* _PROMPT_
Collect each line holding the string "Corbera".

* _PROVIDED DATA_
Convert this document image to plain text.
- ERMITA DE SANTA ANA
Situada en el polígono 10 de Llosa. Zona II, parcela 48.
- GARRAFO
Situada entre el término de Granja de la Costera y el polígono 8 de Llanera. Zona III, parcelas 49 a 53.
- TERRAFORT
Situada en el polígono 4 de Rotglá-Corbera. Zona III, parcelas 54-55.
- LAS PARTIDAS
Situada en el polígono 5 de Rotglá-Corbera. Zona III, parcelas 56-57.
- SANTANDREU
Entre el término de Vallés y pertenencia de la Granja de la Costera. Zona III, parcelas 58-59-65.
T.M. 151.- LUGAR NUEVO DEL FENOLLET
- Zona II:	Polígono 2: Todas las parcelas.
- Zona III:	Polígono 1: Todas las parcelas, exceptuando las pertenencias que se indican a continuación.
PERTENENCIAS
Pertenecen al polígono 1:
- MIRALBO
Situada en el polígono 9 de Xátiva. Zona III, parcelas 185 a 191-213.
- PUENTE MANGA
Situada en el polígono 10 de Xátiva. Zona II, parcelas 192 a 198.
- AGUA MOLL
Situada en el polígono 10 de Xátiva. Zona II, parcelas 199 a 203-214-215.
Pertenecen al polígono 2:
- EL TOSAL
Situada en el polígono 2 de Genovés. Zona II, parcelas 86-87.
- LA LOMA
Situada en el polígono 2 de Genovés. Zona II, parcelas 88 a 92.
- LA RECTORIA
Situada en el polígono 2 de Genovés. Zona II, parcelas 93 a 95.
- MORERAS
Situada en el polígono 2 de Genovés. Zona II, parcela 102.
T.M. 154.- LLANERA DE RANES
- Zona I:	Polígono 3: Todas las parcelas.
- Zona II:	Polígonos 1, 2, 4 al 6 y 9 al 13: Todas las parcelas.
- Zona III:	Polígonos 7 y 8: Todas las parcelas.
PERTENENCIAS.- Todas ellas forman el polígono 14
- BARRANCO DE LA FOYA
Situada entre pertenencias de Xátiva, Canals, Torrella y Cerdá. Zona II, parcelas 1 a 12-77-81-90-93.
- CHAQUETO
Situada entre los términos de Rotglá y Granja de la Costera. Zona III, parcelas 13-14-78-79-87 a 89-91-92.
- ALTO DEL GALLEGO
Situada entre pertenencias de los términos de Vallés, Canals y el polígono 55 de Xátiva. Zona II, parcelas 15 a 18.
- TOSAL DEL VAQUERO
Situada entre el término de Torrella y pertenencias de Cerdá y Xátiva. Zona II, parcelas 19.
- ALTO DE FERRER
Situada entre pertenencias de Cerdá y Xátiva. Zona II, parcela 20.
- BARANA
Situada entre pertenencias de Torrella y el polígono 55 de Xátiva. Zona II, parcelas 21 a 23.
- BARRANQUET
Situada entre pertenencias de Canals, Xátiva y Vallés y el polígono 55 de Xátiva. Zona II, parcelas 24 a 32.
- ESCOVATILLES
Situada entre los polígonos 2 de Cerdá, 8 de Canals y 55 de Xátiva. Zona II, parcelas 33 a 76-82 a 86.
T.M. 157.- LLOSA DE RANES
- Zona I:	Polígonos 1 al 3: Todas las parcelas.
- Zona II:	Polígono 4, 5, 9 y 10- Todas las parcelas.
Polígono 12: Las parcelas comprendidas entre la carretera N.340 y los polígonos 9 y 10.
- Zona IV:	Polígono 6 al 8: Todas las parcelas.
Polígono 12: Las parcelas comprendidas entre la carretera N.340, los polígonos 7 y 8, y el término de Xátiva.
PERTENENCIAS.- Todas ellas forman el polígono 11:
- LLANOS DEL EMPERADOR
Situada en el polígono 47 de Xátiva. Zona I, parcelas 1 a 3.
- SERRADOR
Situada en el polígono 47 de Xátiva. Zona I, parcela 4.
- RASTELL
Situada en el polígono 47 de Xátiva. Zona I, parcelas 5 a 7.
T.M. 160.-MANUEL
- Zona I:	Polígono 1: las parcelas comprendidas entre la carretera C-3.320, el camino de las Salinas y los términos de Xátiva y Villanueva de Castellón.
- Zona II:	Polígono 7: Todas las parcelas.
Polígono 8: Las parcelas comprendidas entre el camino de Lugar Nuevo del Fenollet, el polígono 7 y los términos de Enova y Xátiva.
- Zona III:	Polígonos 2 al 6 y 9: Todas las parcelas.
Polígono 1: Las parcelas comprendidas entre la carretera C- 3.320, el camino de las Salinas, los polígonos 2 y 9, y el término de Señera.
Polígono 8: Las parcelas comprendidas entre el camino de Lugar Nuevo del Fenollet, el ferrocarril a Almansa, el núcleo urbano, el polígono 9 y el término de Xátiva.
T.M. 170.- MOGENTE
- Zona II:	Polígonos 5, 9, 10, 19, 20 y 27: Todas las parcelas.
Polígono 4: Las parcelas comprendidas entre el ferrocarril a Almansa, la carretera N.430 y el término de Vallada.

* _SOLUTION_
Situada en el polígono 4 de Rotglá-Corbera. Zona III, parcelas 54-55.
Situada en el polígono 5 de Rotglá-Corbera. Zona III, parcelas 56-57.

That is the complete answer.